BRIEF -
Count every line that includes the string "Pressure" in the entries that follow. Nothing besides the number is needed.

EXERCISE MATERIALS -
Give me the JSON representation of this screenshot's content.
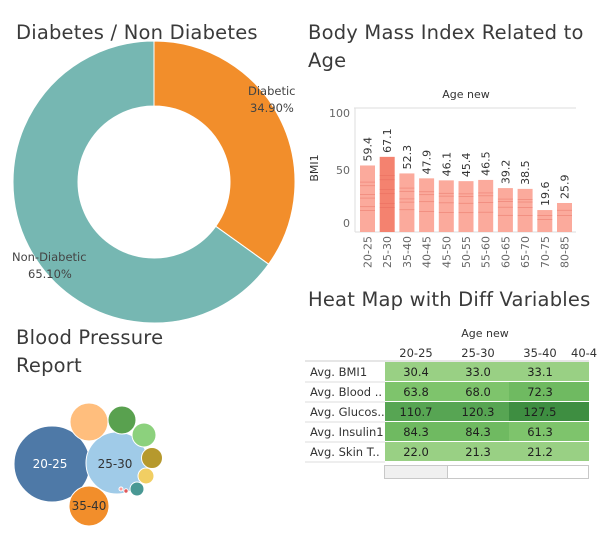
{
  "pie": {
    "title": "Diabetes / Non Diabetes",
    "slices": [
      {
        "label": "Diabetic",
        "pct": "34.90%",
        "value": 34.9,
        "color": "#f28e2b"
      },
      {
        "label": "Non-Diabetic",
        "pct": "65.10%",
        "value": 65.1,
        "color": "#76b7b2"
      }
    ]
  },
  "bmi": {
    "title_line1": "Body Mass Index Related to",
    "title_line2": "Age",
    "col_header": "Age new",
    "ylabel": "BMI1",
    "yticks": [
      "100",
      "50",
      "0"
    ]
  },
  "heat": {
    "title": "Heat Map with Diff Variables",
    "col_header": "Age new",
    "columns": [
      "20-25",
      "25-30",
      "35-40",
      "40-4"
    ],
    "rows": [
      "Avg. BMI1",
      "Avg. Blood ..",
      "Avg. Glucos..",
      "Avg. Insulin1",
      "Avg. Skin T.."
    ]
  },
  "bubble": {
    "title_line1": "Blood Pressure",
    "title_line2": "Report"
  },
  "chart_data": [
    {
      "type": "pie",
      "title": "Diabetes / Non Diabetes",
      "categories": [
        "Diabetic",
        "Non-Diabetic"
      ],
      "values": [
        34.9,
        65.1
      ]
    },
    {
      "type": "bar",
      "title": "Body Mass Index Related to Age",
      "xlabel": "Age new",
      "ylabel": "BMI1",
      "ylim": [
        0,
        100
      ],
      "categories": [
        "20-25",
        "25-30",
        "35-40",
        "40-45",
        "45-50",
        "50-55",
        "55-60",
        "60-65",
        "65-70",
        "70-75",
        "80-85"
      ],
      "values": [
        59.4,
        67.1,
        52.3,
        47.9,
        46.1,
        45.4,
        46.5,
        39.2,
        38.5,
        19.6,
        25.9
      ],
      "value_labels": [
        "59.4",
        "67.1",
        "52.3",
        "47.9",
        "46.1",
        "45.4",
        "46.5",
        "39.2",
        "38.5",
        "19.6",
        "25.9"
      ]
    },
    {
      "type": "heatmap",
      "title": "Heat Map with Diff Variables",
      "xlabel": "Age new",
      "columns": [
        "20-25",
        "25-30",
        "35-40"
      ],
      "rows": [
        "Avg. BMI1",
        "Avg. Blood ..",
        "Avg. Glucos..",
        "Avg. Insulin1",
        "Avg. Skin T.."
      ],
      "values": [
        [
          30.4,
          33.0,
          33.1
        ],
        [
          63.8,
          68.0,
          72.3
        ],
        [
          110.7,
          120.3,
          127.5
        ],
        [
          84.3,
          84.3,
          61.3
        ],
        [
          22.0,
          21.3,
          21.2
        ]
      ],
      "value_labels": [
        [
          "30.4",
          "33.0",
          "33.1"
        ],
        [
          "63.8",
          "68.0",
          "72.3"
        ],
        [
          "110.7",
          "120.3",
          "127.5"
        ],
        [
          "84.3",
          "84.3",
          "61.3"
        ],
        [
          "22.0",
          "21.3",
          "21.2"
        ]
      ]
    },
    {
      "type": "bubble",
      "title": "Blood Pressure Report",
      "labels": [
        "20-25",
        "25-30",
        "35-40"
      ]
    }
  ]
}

CORRECT ANSWER -
2